● WORK ORDER:
Answer these questions about the advice column below:
1. What date is given on the column?
2. In what setting does Prudie give this advice?
3. According to the reply, when was the husband caught lying?
___ TEXT
Help! My Pregnant Sister-in-Law Wants Us To Postpone Our Wedding.

Advice on manners and morals.
Oct. 23 2012 5:45 AM

A Very Long Engagement?

In a live chat, Prudie advises a woman whose sister-in-law demands she postpone her wedding.

(Continued from Page 1)

A: He's just proven to you he's not being honest and truthful, since you caught him lying after his supposed successful therapy. You know who and what your husband is, so the question is who you are and what has this marriage done to you. You know that being an electronic parole officer is not going to make your husband faithful and reliable. You say he has put your health is at risk and your marriage is a sham. So the real question is not whether your snooping is justified, but when you are going to decide to get out.
______
___ EXERCISE DATA
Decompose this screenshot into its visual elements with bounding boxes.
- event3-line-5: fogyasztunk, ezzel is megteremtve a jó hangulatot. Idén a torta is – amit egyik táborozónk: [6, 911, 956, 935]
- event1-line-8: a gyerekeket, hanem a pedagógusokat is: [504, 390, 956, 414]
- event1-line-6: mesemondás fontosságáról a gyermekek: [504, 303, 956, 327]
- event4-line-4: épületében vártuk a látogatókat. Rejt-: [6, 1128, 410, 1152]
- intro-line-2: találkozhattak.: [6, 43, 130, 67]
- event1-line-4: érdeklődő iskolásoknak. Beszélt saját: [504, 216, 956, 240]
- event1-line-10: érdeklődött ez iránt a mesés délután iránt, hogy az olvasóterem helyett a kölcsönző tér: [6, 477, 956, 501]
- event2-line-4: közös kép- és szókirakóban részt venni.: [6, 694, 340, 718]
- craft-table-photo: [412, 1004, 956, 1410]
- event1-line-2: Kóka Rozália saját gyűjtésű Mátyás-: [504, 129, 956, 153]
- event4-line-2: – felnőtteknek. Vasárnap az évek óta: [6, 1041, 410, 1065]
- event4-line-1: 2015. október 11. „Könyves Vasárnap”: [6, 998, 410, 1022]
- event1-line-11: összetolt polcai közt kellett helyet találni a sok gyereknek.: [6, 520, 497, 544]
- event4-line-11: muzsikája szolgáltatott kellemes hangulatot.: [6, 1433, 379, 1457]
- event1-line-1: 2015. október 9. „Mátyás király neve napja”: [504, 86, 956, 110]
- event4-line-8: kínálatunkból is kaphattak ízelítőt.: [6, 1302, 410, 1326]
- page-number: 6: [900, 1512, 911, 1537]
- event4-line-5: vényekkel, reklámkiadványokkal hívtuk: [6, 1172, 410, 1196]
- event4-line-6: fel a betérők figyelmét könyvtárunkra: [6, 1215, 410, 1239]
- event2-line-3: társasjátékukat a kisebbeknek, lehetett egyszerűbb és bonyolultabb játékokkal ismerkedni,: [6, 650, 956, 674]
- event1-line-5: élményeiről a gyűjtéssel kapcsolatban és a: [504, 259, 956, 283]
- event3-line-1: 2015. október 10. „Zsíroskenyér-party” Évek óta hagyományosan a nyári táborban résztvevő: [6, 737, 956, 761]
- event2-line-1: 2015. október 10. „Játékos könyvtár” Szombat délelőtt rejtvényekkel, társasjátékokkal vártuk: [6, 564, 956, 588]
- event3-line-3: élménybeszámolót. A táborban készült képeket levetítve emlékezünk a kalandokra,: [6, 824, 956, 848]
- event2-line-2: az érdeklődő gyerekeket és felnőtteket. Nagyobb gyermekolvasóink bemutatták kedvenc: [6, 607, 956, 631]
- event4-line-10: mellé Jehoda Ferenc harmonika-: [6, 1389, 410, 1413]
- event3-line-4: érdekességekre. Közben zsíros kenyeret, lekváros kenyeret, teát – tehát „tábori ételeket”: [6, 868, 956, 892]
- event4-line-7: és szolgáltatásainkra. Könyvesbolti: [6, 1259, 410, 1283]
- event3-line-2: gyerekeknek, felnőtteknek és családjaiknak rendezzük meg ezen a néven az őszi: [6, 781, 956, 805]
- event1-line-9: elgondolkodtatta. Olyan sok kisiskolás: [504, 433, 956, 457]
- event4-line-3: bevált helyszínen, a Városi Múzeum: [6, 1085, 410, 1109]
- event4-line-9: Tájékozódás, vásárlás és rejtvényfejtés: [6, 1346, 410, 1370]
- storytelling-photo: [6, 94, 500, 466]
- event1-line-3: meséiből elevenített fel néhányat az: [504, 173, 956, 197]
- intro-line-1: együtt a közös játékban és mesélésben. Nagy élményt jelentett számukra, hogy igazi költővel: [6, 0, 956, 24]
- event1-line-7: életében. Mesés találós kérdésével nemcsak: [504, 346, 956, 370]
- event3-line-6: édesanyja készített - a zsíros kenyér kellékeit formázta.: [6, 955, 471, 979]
______
● RESULT:
1. Oct. 23 2012
2. A live chat
3. After his supposed successful therapy